--- Task material ---
════════════════

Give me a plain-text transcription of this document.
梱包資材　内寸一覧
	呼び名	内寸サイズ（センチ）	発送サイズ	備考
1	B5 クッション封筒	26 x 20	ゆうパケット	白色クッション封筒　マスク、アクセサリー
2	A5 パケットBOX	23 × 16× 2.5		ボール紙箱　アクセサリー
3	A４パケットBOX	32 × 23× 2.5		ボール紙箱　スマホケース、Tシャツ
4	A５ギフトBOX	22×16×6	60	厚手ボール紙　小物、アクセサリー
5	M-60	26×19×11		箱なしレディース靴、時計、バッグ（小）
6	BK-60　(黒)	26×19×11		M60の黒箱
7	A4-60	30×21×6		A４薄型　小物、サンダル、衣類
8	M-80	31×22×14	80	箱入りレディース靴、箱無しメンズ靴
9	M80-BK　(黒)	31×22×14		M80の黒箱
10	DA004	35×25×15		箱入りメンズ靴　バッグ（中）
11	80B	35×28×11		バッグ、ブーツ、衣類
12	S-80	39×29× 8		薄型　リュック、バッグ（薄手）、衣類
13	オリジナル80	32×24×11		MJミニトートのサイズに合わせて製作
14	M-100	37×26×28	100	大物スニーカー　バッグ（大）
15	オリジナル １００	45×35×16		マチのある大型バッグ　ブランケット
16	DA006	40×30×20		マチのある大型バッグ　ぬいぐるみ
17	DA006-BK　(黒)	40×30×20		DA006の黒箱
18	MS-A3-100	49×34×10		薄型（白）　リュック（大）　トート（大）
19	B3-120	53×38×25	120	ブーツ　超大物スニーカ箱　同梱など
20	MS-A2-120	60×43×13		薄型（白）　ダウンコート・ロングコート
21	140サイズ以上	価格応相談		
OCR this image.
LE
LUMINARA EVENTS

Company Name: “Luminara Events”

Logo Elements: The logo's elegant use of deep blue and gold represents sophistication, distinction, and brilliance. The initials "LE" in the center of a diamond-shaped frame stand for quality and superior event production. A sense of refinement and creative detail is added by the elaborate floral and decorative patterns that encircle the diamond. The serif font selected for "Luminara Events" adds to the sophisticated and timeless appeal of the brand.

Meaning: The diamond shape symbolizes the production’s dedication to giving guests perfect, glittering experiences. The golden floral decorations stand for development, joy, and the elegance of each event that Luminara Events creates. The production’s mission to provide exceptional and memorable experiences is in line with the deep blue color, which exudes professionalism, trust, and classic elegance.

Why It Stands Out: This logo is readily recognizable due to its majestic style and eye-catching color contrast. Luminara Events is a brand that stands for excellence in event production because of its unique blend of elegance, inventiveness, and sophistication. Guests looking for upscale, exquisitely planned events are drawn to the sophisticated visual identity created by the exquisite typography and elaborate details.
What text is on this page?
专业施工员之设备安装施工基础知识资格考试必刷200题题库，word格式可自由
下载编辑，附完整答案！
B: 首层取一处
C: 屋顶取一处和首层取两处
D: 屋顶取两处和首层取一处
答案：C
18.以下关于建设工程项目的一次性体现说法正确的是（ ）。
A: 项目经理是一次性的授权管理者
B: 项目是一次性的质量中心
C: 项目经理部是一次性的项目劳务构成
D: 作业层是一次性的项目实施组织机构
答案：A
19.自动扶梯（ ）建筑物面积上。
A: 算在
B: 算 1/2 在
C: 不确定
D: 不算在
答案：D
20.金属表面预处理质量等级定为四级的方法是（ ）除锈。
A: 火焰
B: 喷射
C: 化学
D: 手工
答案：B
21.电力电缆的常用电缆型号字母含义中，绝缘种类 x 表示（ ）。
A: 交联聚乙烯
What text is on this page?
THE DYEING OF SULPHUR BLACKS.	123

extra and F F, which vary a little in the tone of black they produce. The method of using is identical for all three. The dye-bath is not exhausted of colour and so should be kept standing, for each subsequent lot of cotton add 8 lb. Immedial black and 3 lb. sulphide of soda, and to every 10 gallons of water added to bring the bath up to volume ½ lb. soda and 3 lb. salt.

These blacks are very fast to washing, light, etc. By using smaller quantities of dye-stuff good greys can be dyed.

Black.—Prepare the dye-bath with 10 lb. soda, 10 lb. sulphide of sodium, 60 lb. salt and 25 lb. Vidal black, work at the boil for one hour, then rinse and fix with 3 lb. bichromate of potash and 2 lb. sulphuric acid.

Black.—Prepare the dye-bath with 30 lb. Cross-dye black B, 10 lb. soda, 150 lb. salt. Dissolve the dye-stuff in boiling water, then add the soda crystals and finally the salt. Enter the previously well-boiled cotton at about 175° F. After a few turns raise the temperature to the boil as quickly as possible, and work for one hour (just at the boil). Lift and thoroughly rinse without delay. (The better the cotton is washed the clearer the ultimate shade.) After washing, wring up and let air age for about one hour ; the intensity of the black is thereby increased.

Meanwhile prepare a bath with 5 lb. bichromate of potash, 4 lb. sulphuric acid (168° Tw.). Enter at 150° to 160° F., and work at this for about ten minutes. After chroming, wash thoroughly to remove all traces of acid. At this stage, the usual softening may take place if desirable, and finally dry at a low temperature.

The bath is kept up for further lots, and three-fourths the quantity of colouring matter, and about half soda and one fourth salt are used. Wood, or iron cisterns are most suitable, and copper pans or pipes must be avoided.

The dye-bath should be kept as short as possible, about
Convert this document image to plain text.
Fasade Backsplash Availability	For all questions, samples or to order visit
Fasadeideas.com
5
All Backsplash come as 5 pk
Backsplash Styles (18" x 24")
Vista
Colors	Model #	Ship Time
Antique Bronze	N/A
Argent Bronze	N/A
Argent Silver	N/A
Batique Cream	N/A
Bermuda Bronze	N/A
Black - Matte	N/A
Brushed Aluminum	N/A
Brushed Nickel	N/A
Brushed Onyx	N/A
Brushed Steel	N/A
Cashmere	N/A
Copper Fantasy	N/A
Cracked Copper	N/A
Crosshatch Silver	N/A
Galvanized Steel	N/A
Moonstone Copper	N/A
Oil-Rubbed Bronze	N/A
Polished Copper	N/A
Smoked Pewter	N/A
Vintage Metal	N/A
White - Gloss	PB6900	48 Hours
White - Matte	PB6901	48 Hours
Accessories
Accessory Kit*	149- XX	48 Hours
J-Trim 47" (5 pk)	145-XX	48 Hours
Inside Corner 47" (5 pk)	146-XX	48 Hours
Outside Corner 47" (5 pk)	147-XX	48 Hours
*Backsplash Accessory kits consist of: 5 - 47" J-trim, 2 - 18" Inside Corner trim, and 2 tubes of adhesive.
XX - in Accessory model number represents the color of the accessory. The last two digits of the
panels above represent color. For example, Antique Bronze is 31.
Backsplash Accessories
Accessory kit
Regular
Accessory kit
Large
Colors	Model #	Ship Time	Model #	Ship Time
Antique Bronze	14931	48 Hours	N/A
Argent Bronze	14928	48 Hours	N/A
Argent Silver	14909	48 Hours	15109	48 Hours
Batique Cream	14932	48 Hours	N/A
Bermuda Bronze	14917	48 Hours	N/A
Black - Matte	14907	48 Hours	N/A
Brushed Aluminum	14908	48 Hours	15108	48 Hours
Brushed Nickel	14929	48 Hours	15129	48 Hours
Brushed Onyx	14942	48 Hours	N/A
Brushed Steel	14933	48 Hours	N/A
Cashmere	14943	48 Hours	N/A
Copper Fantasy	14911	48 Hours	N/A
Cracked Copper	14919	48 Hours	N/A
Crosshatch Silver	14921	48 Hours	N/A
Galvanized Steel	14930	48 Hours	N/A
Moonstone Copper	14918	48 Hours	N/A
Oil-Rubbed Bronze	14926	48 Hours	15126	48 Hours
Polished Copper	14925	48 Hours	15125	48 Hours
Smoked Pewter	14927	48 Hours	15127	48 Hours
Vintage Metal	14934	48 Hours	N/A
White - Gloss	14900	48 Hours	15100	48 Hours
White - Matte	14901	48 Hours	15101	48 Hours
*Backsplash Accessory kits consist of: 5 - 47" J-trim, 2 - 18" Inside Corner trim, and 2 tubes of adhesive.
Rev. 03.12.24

════════════════

--- Written request ---
Copy each line from the records above that includes the string "three".

--- Exercise result ---
extra and F F, which vary a little in the tone of black they produce. The method of using is identical for all three. The dye-bath is not exhausted of colour and so should be kept standing, for each subsequent lot of cotton add 8 lb. Immedial black and 3 lb. sulphide of soda, and to every 10 gallons of water added to bring the bath up to volume ½ lb. soda and 3 lb. salt.
The bath is kept up for further lots, and three-fourths the quantity of colouring matter, and about half soda and one fourth salt are used. Wood, or iron cisterns are most suitable, and copper pans or pipes must be avoided.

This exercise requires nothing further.